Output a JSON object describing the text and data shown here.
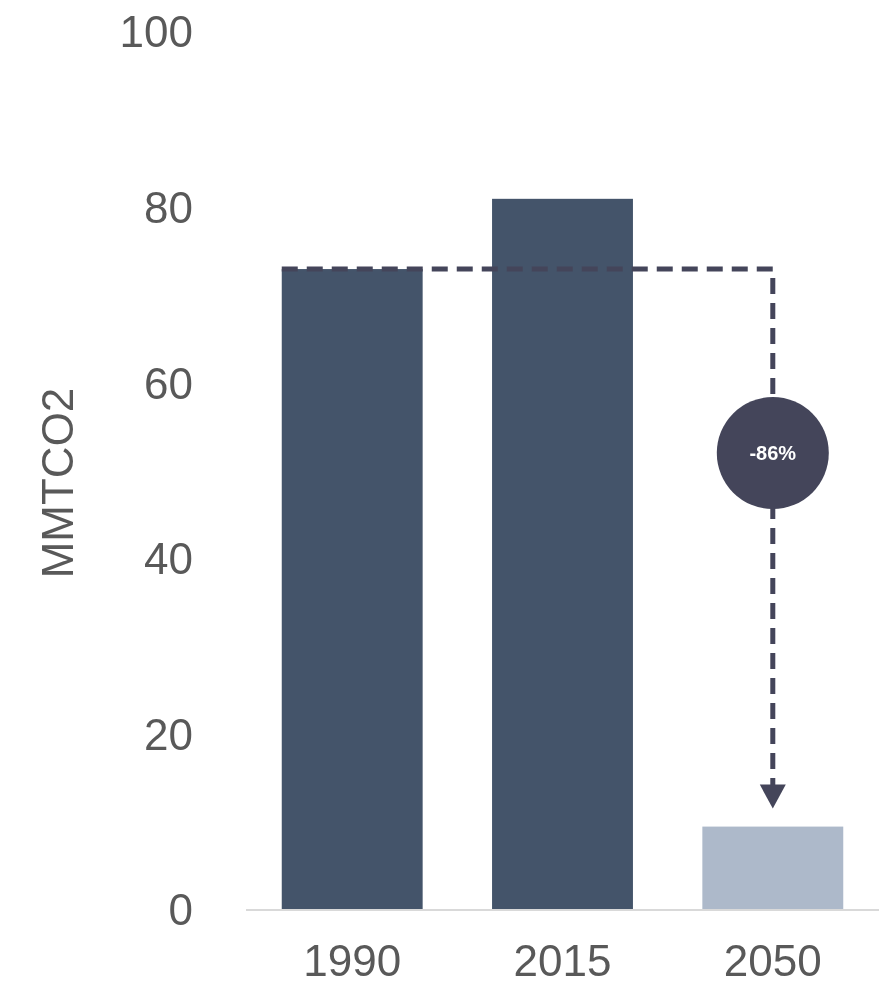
{
  "chart_data": {
    "type": "bar",
    "ylabel": "MMTCO2",
    "categories": [
      "1990",
      "2015",
      "2050"
    ],
    "values": [
      73,
      81,
      9.5
    ],
    "colors": [
      "#44546a",
      "#44546a",
      "#adb9ca"
    ],
    "ylim": [
      0,
      100
    ],
    "yticks": [
      0,
      20,
      40,
      60,
      80,
      100
    ],
    "grid": false,
    "annotations": [
      "-86%"
    ]
  }
}
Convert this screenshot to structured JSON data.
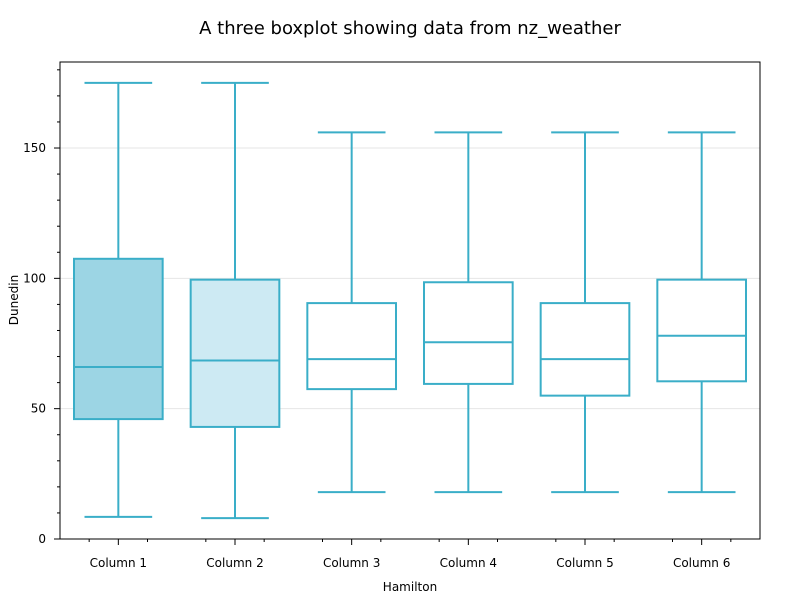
{
  "chart_data": {
    "type": "boxplot",
    "title": "A three boxplot showing data from nz_weather",
    "xlabel": "Hamilton",
    "ylabel": "Dunedin",
    "ylim": [
      0,
      183
    ],
    "yticks": [
      0,
      50,
      100,
      150
    ],
    "grid": "horizontal",
    "categories": [
      "Column 1",
      "Column 2",
      "Column 3",
      "Column 4",
      "Column 5",
      "Column 6"
    ],
    "boxes": [
      {
        "label": "Column 1",
        "whisker_low": 8.5,
        "q1": 46,
        "median": 66,
        "q3": 107.5,
        "whisker_high": 175,
        "fill": "#9cd5e4"
      },
      {
        "label": "Column 2",
        "whisker_low": 8,
        "q1": 43,
        "median": 68.5,
        "q3": 99.5,
        "whisker_high": 175,
        "fill": "#cdeaf3"
      },
      {
        "label": "Column 3",
        "whisker_low": 18,
        "q1": 57.5,
        "median": 69,
        "q3": 90.5,
        "whisker_high": 156,
        "fill": "#ffffff"
      },
      {
        "label": "Column 4",
        "whisker_low": 18,
        "q1": 59.5,
        "median": 75.5,
        "q3": 98.5,
        "whisker_high": 156,
        "fill": "#ffffff"
      },
      {
        "label": "Column 5",
        "whisker_low": 18,
        "q1": 55,
        "median": 69,
        "q3": 90.5,
        "whisker_high": 156,
        "fill": "#ffffff"
      },
      {
        "label": "Column 6",
        "whisker_low": 18,
        "q1": 60.5,
        "median": 78,
        "q3": 99.5,
        "whisker_high": 156,
        "fill": "#ffffff"
      }
    ],
    "colors": {
      "stroke": "#3aaec8",
      "grid": "#e6e6e6",
      "axis": "#000000"
    }
  }
}
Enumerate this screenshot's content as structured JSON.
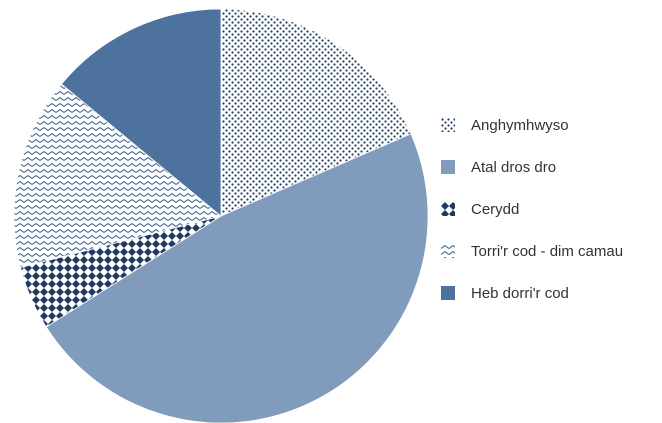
{
  "chart_data": {
    "type": "pie",
    "title": "",
    "start_angle_deg": 0,
    "direction": "clockwise",
    "series": [
      {
        "name": "Anghymhwyso",
        "value": 18.5,
        "color": "#1f3864",
        "pattern": "dots"
      },
      {
        "name": "Atal dros dro",
        "value": 47.5,
        "color": "#809bbb",
        "pattern": "solid"
      },
      {
        "name": "Cerydd",
        "value": 5.0,
        "color": "#1f3864",
        "pattern": "diamonds"
      },
      {
        "name": "Torri'r cod - dim camau",
        "value": 15.0,
        "color": "#4a6891",
        "pattern": "zigzag"
      },
      {
        "name": "Heb dorri'r cod",
        "value": 14.0,
        "color": "#4e729e",
        "pattern": "solid"
      }
    ],
    "legend_position": "right"
  }
}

▬▬▬▬▬▬

== Directions ==
State only the number of lines in these entries that contain "screenshot".

== Task answer ==
2